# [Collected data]
■ ■ ■ ■ ■ ■ ■

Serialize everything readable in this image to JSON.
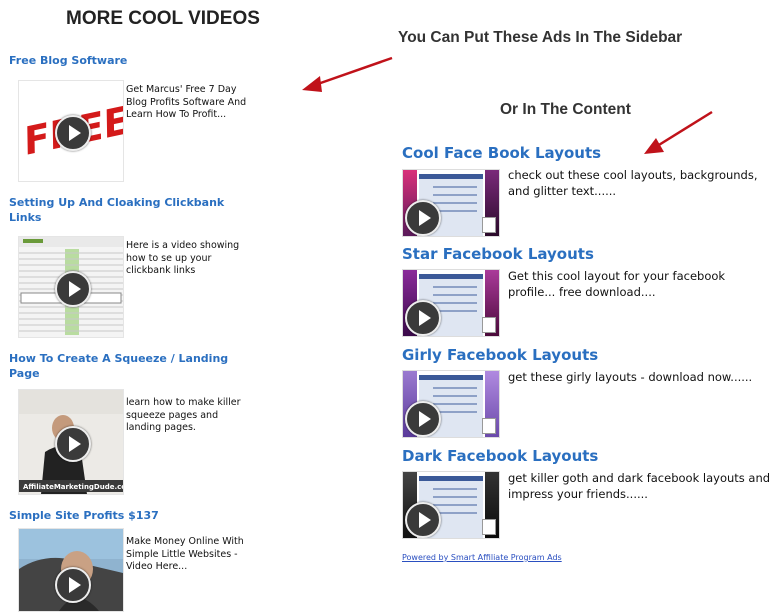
{
  "sidebar": {
    "title": "MORE COOL VIDEOS",
    "items": [
      {
        "title": "Free Blog Software",
        "desc": "Get Marcus' Free 7 Day Blog Profits Software And Learn How To Profit...",
        "thumb": "free-stamp-thumbnail"
      },
      {
        "title": "Setting Up And Cloaking Clickbank Links",
        "desc": "Here is a video showing how to se up your clickbank links",
        "thumb": "spreadsheet-thumbnail"
      },
      {
        "title": "How To Create A Squeeze / Landing Page",
        "desc": "learn how to make killer squeeze pages and landing pages.",
        "thumb": "presenter-thumbnail",
        "watermark": "AffiliateMarketingDude.com"
      },
      {
        "title": "Simple Site Profits $137",
        "desc": "Make Money Online With Simple Little Websites - Video Here...",
        "thumb": "car-driver-thumbnail"
      }
    ],
    "free_stamp_text": "FREE!"
  },
  "notes": {
    "sidebar_note": "You Can Put These Ads In The Sidebar",
    "content_note": "Or In The Content"
  },
  "content": {
    "items": [
      {
        "title": "Cool Face Book Layouts",
        "desc": "check out these cool layouts, backgrounds, and glitter text......"
      },
      {
        "title": "Star Facebook Layouts",
        "desc": "Get this cool layout for your facebook profile... free download...."
      },
      {
        "title": "Girly Facebook Layouts",
        "desc": "get these girly layouts - download now......"
      },
      {
        "title": "Dark Facebook Layouts",
        "desc": "get killer goth and dark facebook layouts and impress your friends......"
      }
    ],
    "powered_by": "Powered by Smart Affiliate Program Ads"
  },
  "colors": {
    "link_blue": "#2a6fc0",
    "arrow_red": "#c0121a"
  }
}
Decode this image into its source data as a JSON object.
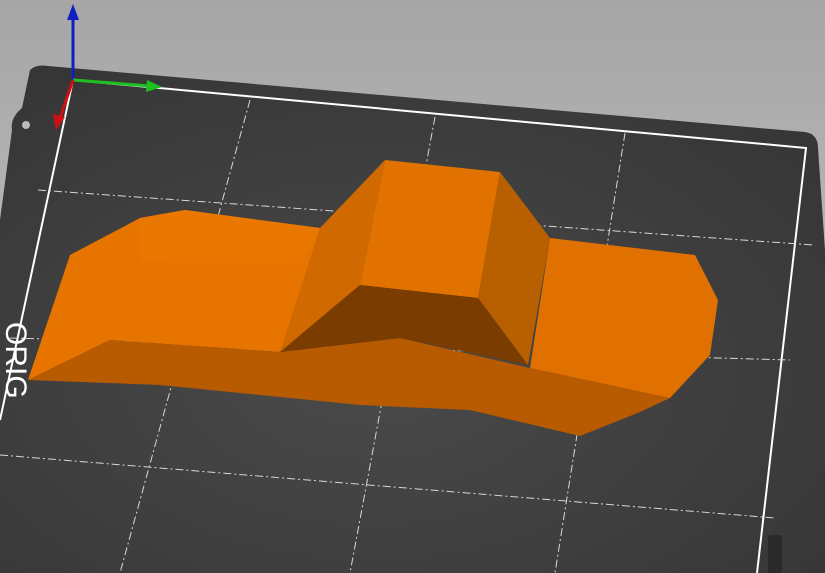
{
  "viewport": {
    "bed_label": "ORIG",
    "colors": {
      "background_top": "#a9a9a9",
      "background_bottom": "#c8c8c8",
      "bed": "#3c3c3c",
      "bed_border": "#ffffff",
      "model": "#e07000",
      "axis_x": "#1fbf1f",
      "axis_y": "#d01010",
      "axis_z": "#1020c0"
    }
  }
}
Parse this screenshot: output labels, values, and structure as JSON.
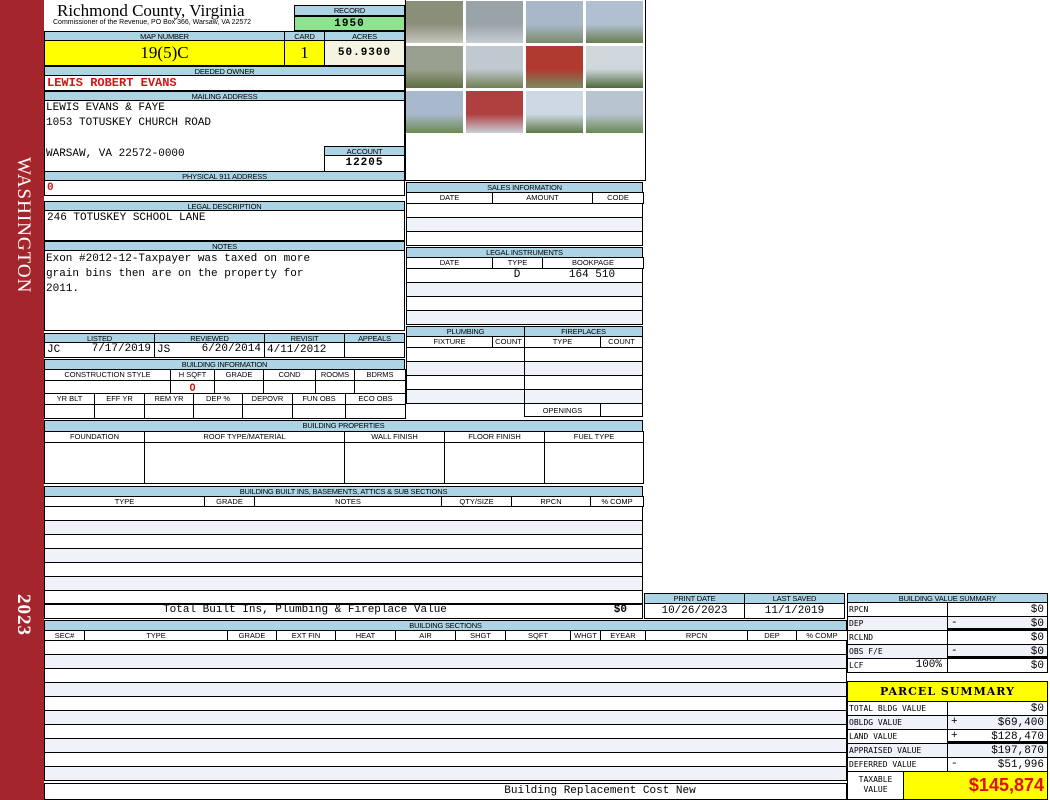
{
  "sidebar": {
    "district": "WASHINGTON",
    "year": "2023"
  },
  "header": {
    "title": "Richmond County, Virginia",
    "subtitle": "Commissioner of the Revenue, PO Box 366, Warsaw, VA 22572",
    "record_label": "RECORD",
    "record": "1950",
    "map_label": "MAP NUMBER",
    "map": "19(5)C",
    "card_label": "CARD",
    "card": "1",
    "acres_label": "ACRES",
    "acres": "50.9300"
  },
  "owner": {
    "label": "DEEDED OWNER",
    "value": "LEWIS ROBERT EVANS"
  },
  "mailing": {
    "label": "MAILING ADDRESS",
    "line1": "LEWIS EVANS & FAYE",
    "line2": "1053 TOTUSKEY CHURCH ROAD",
    "line3": "WARSAW, VA 22572-0000"
  },
  "account": {
    "label": "ACCOUNT",
    "value": "12205"
  },
  "physical": {
    "label": "PHYSICAL 911 ADDRESS",
    "value": "0"
  },
  "legal_desc": {
    "label": "LEGAL DESCRIPTION",
    "value": "246 TOTUSKEY SCHOOL LANE"
  },
  "notes": {
    "label": "NOTES",
    "line1": "Exon #2012-12-Taxpayer was taxed on more",
    "line2": "grain bins then are on the property for",
    "line3": "2011."
  },
  "review": {
    "listed_label": "LISTED",
    "reviewed_label": "REVIEWED",
    "revisit_label": "REVISIT",
    "appeals_label": "APPEALS",
    "listed_by": "JC",
    "listed_date": "7/17/2019",
    "reviewed_by": "JS",
    "reviewed_date": "6/20/2014",
    "revisit": "4/11/2012",
    "appeals": ""
  },
  "building_info": {
    "label": "BUILDING INFORMATION",
    "cols1": [
      "CONSTRUCTION STYLE",
      "H SQFT",
      "GRADE",
      "COND",
      "ROOMS",
      "BDRMS"
    ],
    "hsqft": "0",
    "cols2": [
      "YR BLT",
      "EFF YR",
      "REM YR",
      "DEP %",
      "DEPOVR",
      "FUN OBS",
      "ECO OBS"
    ]
  },
  "sales": {
    "label": "SALES INFORMATION",
    "cols": [
      "DATE",
      "AMOUNT",
      "CODE"
    ]
  },
  "legal_instruments": {
    "label": "LEGAL INSTRUMENTS",
    "cols": [
      "DATE",
      "TYPE",
      "BOOKPAGE"
    ],
    "rows": [
      {
        "date": "",
        "type": "D",
        "bookpage": "164 510"
      }
    ]
  },
  "plumbing": {
    "label": "PLUMBING",
    "cols": [
      "FIXTURE",
      "COUNT"
    ]
  },
  "fireplaces": {
    "label": "FIREPLACES",
    "cols": [
      "TYPE",
      "COUNT"
    ],
    "openings": "OPENINGS"
  },
  "properties": {
    "label": "BUILDING PROPERTIES",
    "cols": [
      "FOUNDATION",
      "ROOF TYPE/MATERIAL",
      "WALL FINISH",
      "FLOOR FINISH",
      "FUEL TYPE"
    ]
  },
  "builtins": {
    "label": "BUILDING BUILT INS, BASEMENTS, ATTICS & SUB SECTIONS",
    "cols": [
      "TYPE",
      "GRADE",
      "NOTES",
      "QTY/SIZE",
      "RPCN",
      "% COMP"
    ],
    "total_label": "Total Built Ins, Plumbing & Fireplace Value",
    "total": "$0"
  },
  "dates": {
    "print_label": "PRINT DATE",
    "print": "10/26/2023",
    "saved_label": "LAST SAVED",
    "saved": "11/1/2019"
  },
  "sections": {
    "label": "BUILDING SECTIONS",
    "cols": [
      "SEC#",
      "TYPE",
      "GRADE",
      "EXT FIN",
      "HEAT",
      "AIR",
      "SHGT",
      "SQFT",
      "WHGT",
      "EYEAR",
      "RPCN",
      "DEP",
      "% COMP"
    ],
    "footer": "Building Replacement Cost New"
  },
  "bvs": {
    "label": "BUILDING VALUE SUMMARY",
    "rows": [
      {
        "label": "RPCN",
        "sign": "",
        "value": "$0"
      },
      {
        "label": "DEP",
        "sign": "-",
        "value": "$0"
      },
      {
        "label": "RCLND",
        "sign": "",
        "value": "$0"
      },
      {
        "label": "OBS F/E",
        "sign": "-",
        "value": "$0"
      },
      {
        "label": "LCF",
        "pct": "100%",
        "sign": "",
        "value": "$0"
      }
    ]
  },
  "parcel": {
    "label": "PARCEL SUMMARY",
    "rows": [
      {
        "label": "TOTAL BLDG VALUE",
        "sign": "",
        "value": "$0"
      },
      {
        "label": "OBLDG VALUE",
        "sign": "+",
        "value": "$69,400"
      },
      {
        "label": "LAND VALUE",
        "sign": "+",
        "value": "$128,470"
      },
      {
        "label": "APPRAISED VALUE",
        "sign": "",
        "value": "$197,870"
      },
      {
        "label": "DEFERRED VALUE",
        "sign": "-",
        "value": "$51,996"
      }
    ],
    "taxable_label": "TAXABLE VALUE",
    "taxable": "$145,874"
  },
  "colors": {
    "sidebar": "#a4262c",
    "header": "#acd4e4",
    "highlight": "#ffff00",
    "record": "#8fe28f",
    "value_red": "#d21414"
  }
}
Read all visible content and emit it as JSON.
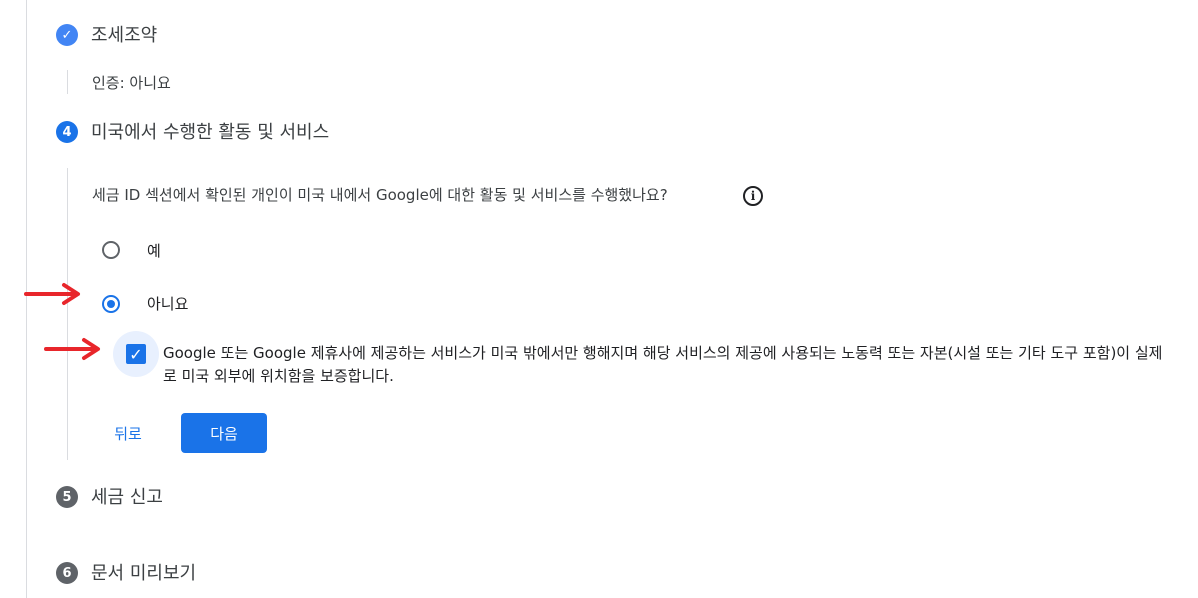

■ ■ ■ ■ ■ ■ ■

# [GIVEN PROBLEM]
The material above holds pictures; copy everything else in it exactly.

# [TASK ANSWER]
Serialize everything readable in this image to JSON.
{
  "sidebar": {
    "title": "MORE COOL VIDEOS",
    "items": [
      {
        "title": "Free Blog Software",
        "desc": "Get Marcus' Free 7 Day Blog Profits Software And Learn How To Profit...",
        "thumb": "free-stamp-thumbnail"
      },
      {
        "title": "Setting Up And Cloaking Clickbank Links",
        "desc": "Here is a video showing how to se up your clickbank links",
        "thumb": "spreadsheet-thumbnail"
      },
      {
        "title": "How To Create A Squeeze / Landing Page",
        "desc": "learn how to make killer squeeze pages and landing pages.",
        "thumb": "presenter-thumbnail",
        "watermark": "AffiliateMarketingDude.com"
      },
      {
        "title": "Simple Site Profits $137",
        "desc": "Make Money Online With Simple Little Websites - Video Here...",
        "thumb": "car-driver-thumbnail"
      }
    ],
    "free_stamp_text": "FREE!"
  },
  "notes": {
    "sidebar_note": "You Can Put These Ads In The Sidebar",
    "content_note": "Or In The Content"
  },
  "content": {
    "items": [
      {
        "title": "Cool Face Book Layouts",
        "desc": "check out these cool layouts, backgrounds, and glitter text......"
      },
      {
        "title": "Star Facebook Layouts",
        "desc": "Get this cool layout for your facebook profile... free download...."
      },
      {
        "title": "Girly Facebook Layouts",
        "desc": "get these girly layouts - download now......"
      },
      {
        "title": "Dark Facebook Layouts",
        "desc": "get killer goth and dark facebook layouts and impress your friends......"
      }
    ],
    "powered_by": "Powered by Smart Affiliate Program Ads"
  },
  "colors": {
    "link_blue": "#2a6fc0",
    "arrow_red": "#c0121a"
  }
}
Decode this image into its source data as a JSON object.
{
  "viewport": {
    "bed_label": "ORIG",
    "colors": {
      "background_top": "#a9a9a9",
      "background_bottom": "#c8c8c8",
      "bed": "#3c3c3c",
      "bed_border": "#ffffff",
      "model": "#e07000",
      "axis_x": "#1fbf1f",
      "axis_y": "#d01010",
      "axis_z": "#1020c0"
    }
  }
}
Parse this screenshot: output labels, values, and structure as JSON.
{
  "sidebar": {
    "district": "WASHINGTON",
    "year": "2023"
  },
  "header": {
    "title": "Richmond County, Virginia",
    "subtitle": "Commissioner of the Revenue, PO Box 366, Warsaw, VA 22572",
    "record_label": "RECORD",
    "record": "1950",
    "map_label": "MAP NUMBER",
    "map": "19(5)C",
    "card_label": "CARD",
    "card": "1",
    "acres_label": "ACRES",
    "acres": "50.9300"
  },
  "owner": {
    "label": "DEEDED OWNER",
    "value": "LEWIS ROBERT EVANS"
  },
  "mailing": {
    "label": "MAILING ADDRESS",
    "line1": "LEWIS EVANS & FAYE",
    "line2": "1053 TOTUSKEY CHURCH ROAD",
    "line3": "WARSAW, VA 22572-0000"
  },
  "account": {
    "label": "ACCOUNT",
    "value": "12205"
  },
  "physical": {
    "label": "PHYSICAL 911 ADDRESS",
    "value": "0"
  },
  "legal_desc": {
    "label": "LEGAL DESCRIPTION",
    "value": "246 TOTUSKEY SCHOOL LANE"
  },
  "notes": {
    "label": "NOTES",
    "line1": "Exon #2012-12-Taxpayer was taxed on more",
    "line2": "grain bins then are on the property for",
    "line3": "2011."
  },
  "review": {
    "listed_label": "LISTED",
    "reviewed_label": "REVIEWED",
    "revisit_label": "REVISIT",
    "appeals_label": "APPEALS",
    "listed_by": "JC",
    "listed_date": "7/17/2019",
    "reviewed_by": "JS",
    "reviewed_date": "6/20/2014",
    "revisit": "4/11/2012",
    "appeals": ""
  },
  "building_info": {
    "label": "BUILDING INFORMATION",
    "cols1": [
      "CONSTRUCTION STYLE",
      "H SQFT",
      "GRADE",
      "COND",
      "ROOMS",
      "BDRMS"
    ],
    "hsqft": "0",
    "cols2": [
      "YR BLT",
      "EFF YR",
      "REM YR",
      "DEP %",
      "DEPOVR",
      "FUN OBS",
      "ECO OBS"
    ]
  },
  "sales": {
    "label": "SALES INFORMATION",
    "cols": [
      "DATE",
      "AMOUNT",
      "CODE"
    ]
  },
  "legal_instruments": {
    "label": "LEGAL INSTRUMENTS",
    "cols": [
      "DATE",
      "TYPE",
      "BOOKPAGE"
    ],
    "rows": [
      {
        "date": "",
        "type": "D",
        "bookpage": "164 510"
      }
    ]
  },
  "plumbing": {
    "label": "PLUMBING",
    "cols": [
      "FIXTURE",
      "COUNT"
    ]
  },
  "fireplaces": {
    "label": "FIREPLACES",
    "cols": [
      "TYPE",
      "COUNT"
    ],
    "openings": "OPENINGS"
  },
  "properties": {
    "label": "BUILDING PROPERTIES",
    "cols": [
      "FOUNDATION",
      "ROOF TYPE/MATERIAL",
      "WALL FINISH",
      "FLOOR FINISH",
      "FUEL TYPE"
    ]
  },
  "builtins": {
    "label": "BUILDING BUILT INS, BASEMENTS, ATTICS & SUB SECTIONS",
    "cols": [
      "TYPE",
      "GRADE",
      "NOTES",
      "QTY/SIZE",
      "RPCN",
      "% COMP"
    ],
    "total_label": "Total Built Ins, Plumbing & Fireplace Value",
    "total": "$0"
  },
  "dates": {
    "print_label": "PRINT DATE",
    "print": "10/26/2023",
    "saved_label": "LAST SAVED",
    "saved": "11/1/2019"
  },
  "sections": {
    "label": "BUILDING SECTIONS",
    "cols": [
      "SEC#",
      "TYPE",
      "GRADE",
      "EXT FIN",
      "HEAT",
      "AIR",
      "SHGT",
      "SQFT",
      "WHGT",
      "EYEAR",
      "RPCN",
      "DEP",
      "% COMP"
    ],
    "footer": "Building Replacement Cost New"
  },
  "bvs": {
    "label": "BUILDING VALUE SUMMARY",
    "rows": [
      {
        "label": "RPCN",
        "sign": "",
        "value": "$0"
      },
      {
        "label": "DEP",
        "sign": "-",
        "value": "$0"
      },
      {
        "label": "RCLND",
        "sign": "",
        "value": "$0"
      },
      {
        "label": "OBS F/E",
        "sign": "-",
        "value": "$0"
      },
      {
        "label": "LCF",
        "pct": "100%",
        "sign": "",
        "value": "$0"
      }
    ]
  },
  "parcel": {
    "label": "PARCEL SUMMARY",
    "rows": [
      {
        "label": "TOTAL BLDG VALUE",
        "sign": "",
        "value": "$0"
      },
      {
        "label": "OBLDG VALUE",
        "sign": "+",
        "value": "$69,400"
      },
      {
        "label": "LAND VALUE",
        "sign": "+",
        "value": "$128,470"
      },
      {
        "label": "APPRAISED VALUE",
        "sign": "",
        "value": "$197,870"
      },
      {
        "label": "DEFERRED VALUE",
        "sign": "-",
        "value": "$51,996"
      }
    ],
    "taxable_label": "TAXABLE VALUE",
    "taxable": "$145,874"
  },
  "colors": {
    "sidebar": "#a4262c",
    "header": "#acd4e4",
    "highlight": "#ffff00",
    "record": "#8fe28f",
    "value_red": "#d21414"
  }
}
Read all visible content and emit it as JSON.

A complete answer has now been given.